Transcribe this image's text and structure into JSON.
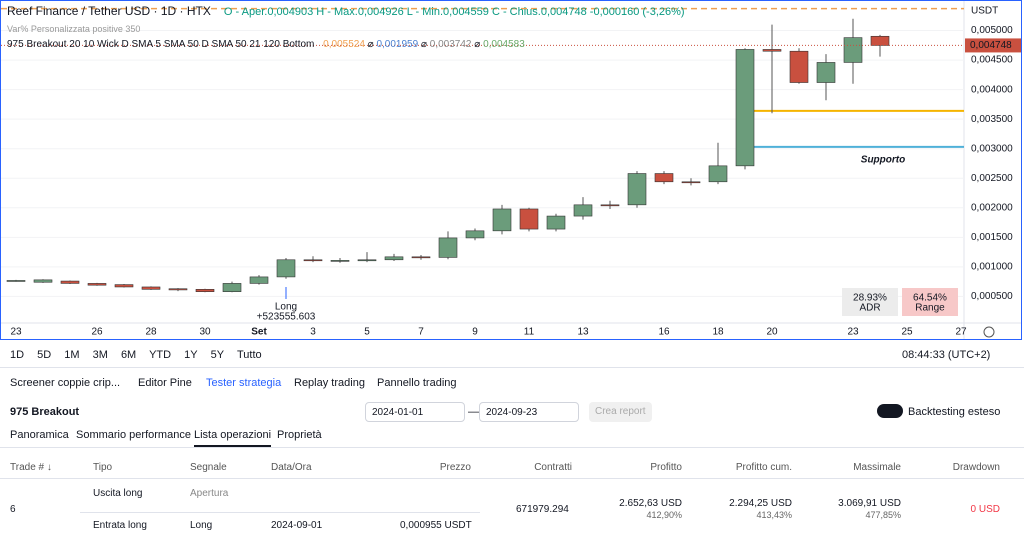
{
  "header": {
    "symbol": "Reef Finance / Tether USD · 1D · HTX",
    "ohlc": "O - Aper.0,004903  H - Max.0,004926  L - Min.0,004559  C - Chius.0,004748  -0,000160 (-3,26%)",
    "variation": "Var% Personalizzata positive 350",
    "indicator": "975 Breakout 20 10 Wick D SMA 5 SMA 50 D SMA 50 21 120 Bottom",
    "indicator_values": [
      "0,005524",
      "0,001959",
      "0,003742",
      "0,004583"
    ],
    "currency": "USDT"
  },
  "chart_data": {
    "type": "candlestick",
    "categories": [
      "23",
      null,
      null,
      "26",
      null,
      "28",
      null,
      "30",
      null,
      "Set",
      null,
      "3",
      null,
      "5",
      null,
      "7",
      null,
      "9",
      null,
      "11",
      null,
      "13",
      null,
      null,
      "16",
      null,
      "18",
      null,
      "20",
      null,
      null,
      "23",
      null,
      "25",
      null,
      "27"
    ],
    "open": [
      0.00076,
      0.00074,
      0.00076,
      0.00072,
      0.0007,
      0.00066,
      0.00063,
      0.00062,
      0.00058,
      0.00072,
      0.00083,
      0.00112,
      0.00111,
      0.00111,
      0.00112,
      0.00117,
      0.00116,
      0.00149,
      0.00161,
      0.00198,
      0.00164,
      0.00186,
      0.00205,
      0.00205,
      0.00258,
      0.00244,
      0.00244,
      0.00271,
      0.00468,
      0.00465,
      0.00412,
      0.00446,
      0.004903,
      null,
      null,
      null
    ],
    "high": [
      0.00078,
      0.00079,
      0.00077,
      0.00073,
      0.00071,
      0.00067,
      0.00064,
      0.00063,
      0.00075,
      0.00086,
      0.00115,
      0.00118,
      0.00115,
      0.00125,
      0.00122,
      0.0012,
      0.0016,
      0.00165,
      0.00205,
      0.002,
      0.0019,
      0.00218,
      0.00212,
      0.00262,
      0.00262,
      0.0025,
      0.0031,
      0.0047,
      0.0051,
      0.0047,
      0.0046,
      0.0052,
      0.004926,
      null,
      null,
      null
    ],
    "low": [
      0.00075,
      0.00073,
      0.00071,
      0.00068,
      0.00065,
      0.00061,
      0.00059,
      0.00057,
      0.00057,
      0.0007,
      0.0008,
      0.00108,
      0.00107,
      0.00108,
      0.0011,
      0.00112,
      0.00113,
      0.00145,
      0.00155,
      0.0016,
      0.0016,
      0.0018,
      0.00198,
      0.002,
      0.0024,
      0.00238,
      0.0024,
      0.00265,
      0.0036,
      0.0041,
      0.00382,
      0.0041,
      0.004559,
      null,
      null,
      null
    ],
    "close": [
      0.00077,
      0.00078,
      0.00072,
      0.00069,
      0.00066,
      0.00062,
      0.00061,
      0.00058,
      0.00072,
      0.00083,
      0.00112,
      0.00111,
      0.00111,
      0.00112,
      0.00117,
      0.00116,
      0.00149,
      0.00161,
      0.00198,
      0.00164,
      0.00186,
      0.00205,
      0.00204,
      0.00258,
      0.00244,
      0.00243,
      0.00271,
      0.00468,
      0.00465,
      0.00412,
      0.00446,
      0.00488,
      0.004748,
      null,
      null,
      null
    ],
    "up_color": "#6b9c7b",
    "down_color": "#c9503f",
    "ylim": [
      5e-05,
      0.0055
    ],
    "yticks": [
      {
        "value": 0.0005,
        "label": "0,000500"
      },
      {
        "value": 0.001,
        "label": "0,001000"
      },
      {
        "value": 0.0015,
        "label": "0,001500"
      },
      {
        "value": 0.002,
        "label": "0,002000"
      },
      {
        "value": 0.0025,
        "label": "0,002500"
      },
      {
        "value": 0.003,
        "label": "0,003000"
      },
      {
        "value": 0.0035,
        "label": "0,003500"
      },
      {
        "value": 0.004,
        "label": "0,004000"
      },
      {
        "value": 0.0045,
        "label": "0,004500"
      },
      {
        "value": 0.005,
        "label": "0,005000"
      }
    ],
    "last_price": {
      "value": 0.004748,
      "label": "0,004748"
    },
    "levels": [
      {
        "value": 0.00537,
        "color": "#f0a050",
        "style": "dashed"
      },
      {
        "value": 0.00364,
        "color": "#f5b400",
        "style": "solid"
      },
      {
        "value": 0.00303,
        "color": "#4fb0d8",
        "style": "solid",
        "label": "Supporto"
      }
    ],
    "trade_label": {
      "title": "Long",
      "amount": "+523555.603"
    },
    "stats": [
      {
        "value": "28.93%",
        "label": "ADR"
      },
      {
        "value": "64.54%",
        "label": "Range"
      }
    ]
  },
  "timebar": {
    "ranges": [
      "1D",
      "5D",
      "1M",
      "3M",
      "6M",
      "YTD",
      "1Y",
      "5Y",
      "Tutto"
    ],
    "clock": "08:44:33 (UTC+2)"
  },
  "tabs": [
    "Screener coppie crip...",
    "Editor Pine",
    "Tester strategia",
    "Replay trading",
    "Pannello trading"
  ],
  "strategy": {
    "name": "975 Breakout",
    "start": "2024-01-01",
    "end": "2024-09-23",
    "report": "Crea report",
    "extended": "Backtesting esteso"
  },
  "subtabs": [
    "Panoramica",
    "Sommario performance",
    "Lista operazioni",
    "Proprietà"
  ],
  "table": {
    "headers": [
      "Trade # ↓",
      "Tipo",
      "Segnale",
      "Data/Ora",
      "Prezzo",
      "Contratti",
      "Profitto",
      "Profitto cum.",
      "Massimale",
      "Drawdown"
    ],
    "row": {
      "trade": "6",
      "exit": {
        "type": "Uscita long",
        "signal": "Apertura"
      },
      "entry": {
        "type": "Entrata long",
        "signal": "Long",
        "date": "2024-09-01",
        "price": "0,000955 USDT"
      },
      "contracts": "671979.294",
      "profit": "2.652,63 USD",
      "profit_pct": "412,90%",
      "cum": "2.294,25 USD",
      "cum_pct": "413,43%",
      "max": "3.069,91 USD",
      "max_pct": "477,85%",
      "drawdown": "0 USD"
    }
  }
}
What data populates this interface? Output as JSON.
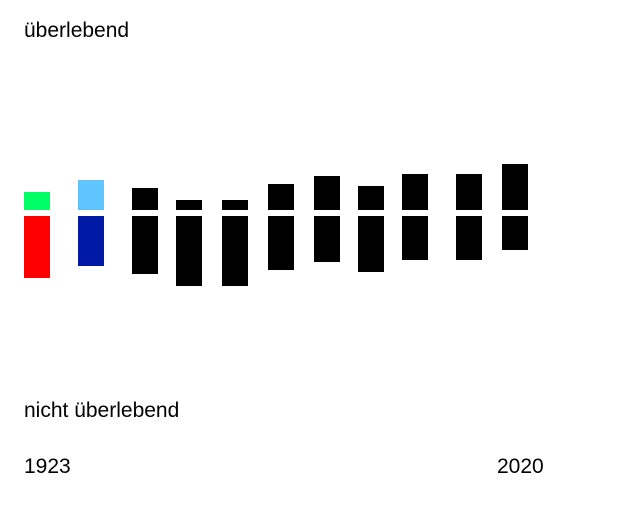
{
  "chart_data": {
    "type": "bar",
    "top_label": "überlebend",
    "bottom_label": "nicht überlebend",
    "x_start_label": "1923",
    "x_end_label": "2020",
    "series": [
      {
        "values": [
          18,
          30,
          22,
          10,
          10,
          26,
          34,
          24,
          36,
          36,
          46
        ]
      },
      {
        "values": [
          62,
          50,
          58,
          70,
          70,
          54,
          46,
          56,
          44,
          44,
          34
        ]
      }
    ],
    "top_colors": [
      "#00ff66",
      "#5ec5ff",
      "#000000",
      "#000000",
      "#000000",
      "#000000",
      "#000000",
      "#000000",
      "#000000",
      "#000000",
      "#000000"
    ],
    "bottom_colors": [
      "#ff0000",
      "#001aa5",
      "#000000",
      "#000000",
      "#000000",
      "#000000",
      "#000000",
      "#000000",
      "#000000",
      "#000000",
      "#000000"
    ],
    "grid": false,
    "legend": "none"
  }
}
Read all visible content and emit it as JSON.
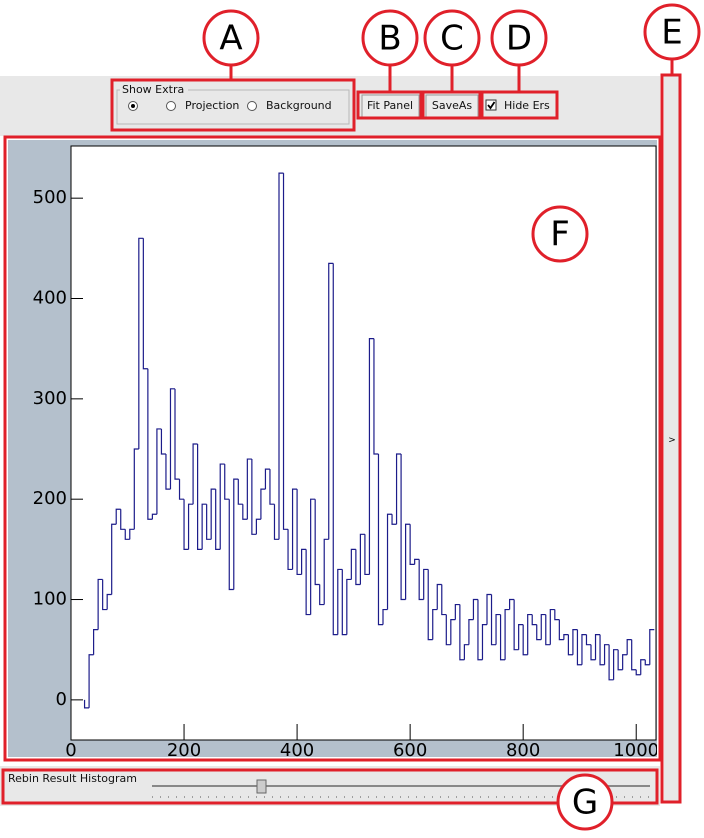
{
  "markers": [
    "A",
    "B",
    "C",
    "D",
    "E",
    "F",
    "G"
  ],
  "controls": {
    "show_extra": {
      "title": "Show Extra",
      "options": [
        null,
        "Projection",
        "Background"
      ],
      "selected": 0
    },
    "fit_panel": "Fit Panel",
    "save_as": "SaveAs",
    "hide_errors": {
      "label": "Hide Ers",
      "checked": true
    },
    "side_toggle": ">",
    "rebin": "Rebin Result Histogram"
  },
  "chart_data": {
    "type": "histogram",
    "color": "#1c1c8a",
    "bins": [
      24,
      32,
      40,
      48,
      56,
      64,
      72,
      80,
      88,
      96,
      104,
      112,
      120,
      128,
      136,
      144,
      152,
      160,
      168,
      176,
      184,
      192,
      200,
      208,
      216,
      224,
      232,
      240,
      248,
      256,
      264,
      272,
      280,
      288,
      296,
      304,
      312,
      320,
      328,
      336,
      344,
      352,
      360,
      368,
      376,
      384,
      392,
      400,
      408,
      416,
      424,
      432,
      440,
      448,
      456,
      464,
      472,
      480,
      488,
      496,
      504,
      512,
      520,
      528,
      536,
      544,
      552,
      560,
      568,
      576,
      584,
      592,
      600,
      608,
      616,
      624,
      632,
      640,
      648,
      656,
      664,
      672,
      680,
      688,
      696,
      704,
      712,
      720,
      728,
      736,
      744,
      752,
      760,
      768,
      776,
      784,
      792,
      800,
      808,
      816,
      824,
      832,
      840,
      848,
      856,
      864,
      872,
      880,
      888,
      896,
      904,
      912,
      920,
      928,
      936,
      944,
      952,
      960,
      968,
      976,
      984,
      992,
      1000,
      1008,
      1016,
      1024,
      1032
    ],
    "values": [
      -8,
      45,
      70,
      120,
      90,
      105,
      175,
      190,
      170,
      160,
      170,
      250,
      460,
      330,
      180,
      185,
      270,
      245,
      210,
      310,
      220,
      200,
      150,
      195,
      255,
      150,
      195,
      160,
      210,
      150,
      235,
      200,
      110,
      220,
      195,
      180,
      240,
      165,
      180,
      210,
      230,
      195,
      160,
      525,
      170,
      130,
      210,
      125,
      150,
      85,
      200,
      115,
      95,
      160,
      435,
      65,
      130,
      65,
      120,
      150,
      115,
      165,
      125,
      360,
      245,
      75,
      90,
      185,
      175,
      245,
      100,
      175,
      135,
      140,
      100,
      130,
      60,
      90,
      115,
      85,
      55,
      80,
      95,
      40,
      55,
      80,
      100,
      40,
      75,
      105,
      55,
      85,
      40,
      90,
      100,
      50,
      75,
      45,
      85,
      75,
      60,
      85,
      55,
      90,
      80,
      60,
      65,
      45,
      70,
      35,
      65,
      55,
      40,
      65,
      35,
      55,
      20,
      50,
      30,
      45,
      60,
      30,
      25,
      40,
      35,
      70
    ],
    "xlim": [
      0,
      1035
    ],
    "ylim": [
      -40,
      552
    ],
    "xticks": [
      0,
      200,
      400,
      600,
      800,
      1000
    ],
    "yticks": [
      0,
      100,
      200,
      300,
      400,
      500
    ]
  }
}
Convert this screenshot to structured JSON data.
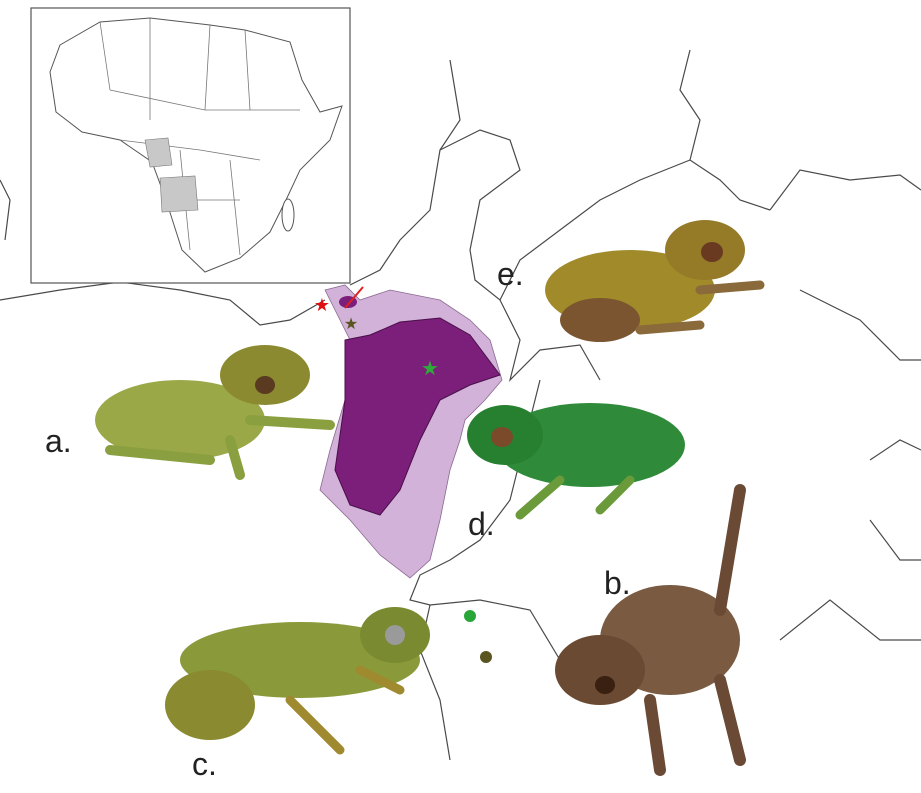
{
  "panels": [
    {
      "label": "a."
    },
    {
      "label": "b."
    },
    {
      "label": "c."
    },
    {
      "label": "d."
    },
    {
      "label": "e."
    }
  ]
}
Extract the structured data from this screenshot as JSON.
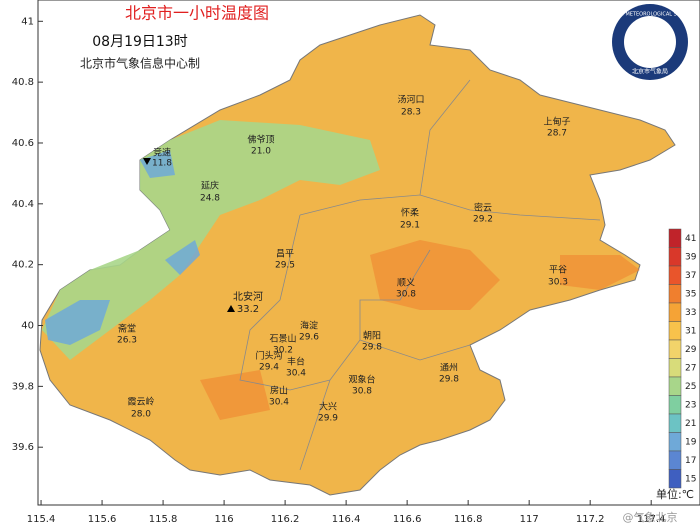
◇ ◇ ◇ ◇ ◇
- Exercise objective
Work through the records line by line and tally those with the word "überlebend". Report only the total.

- Answer for this exercise
2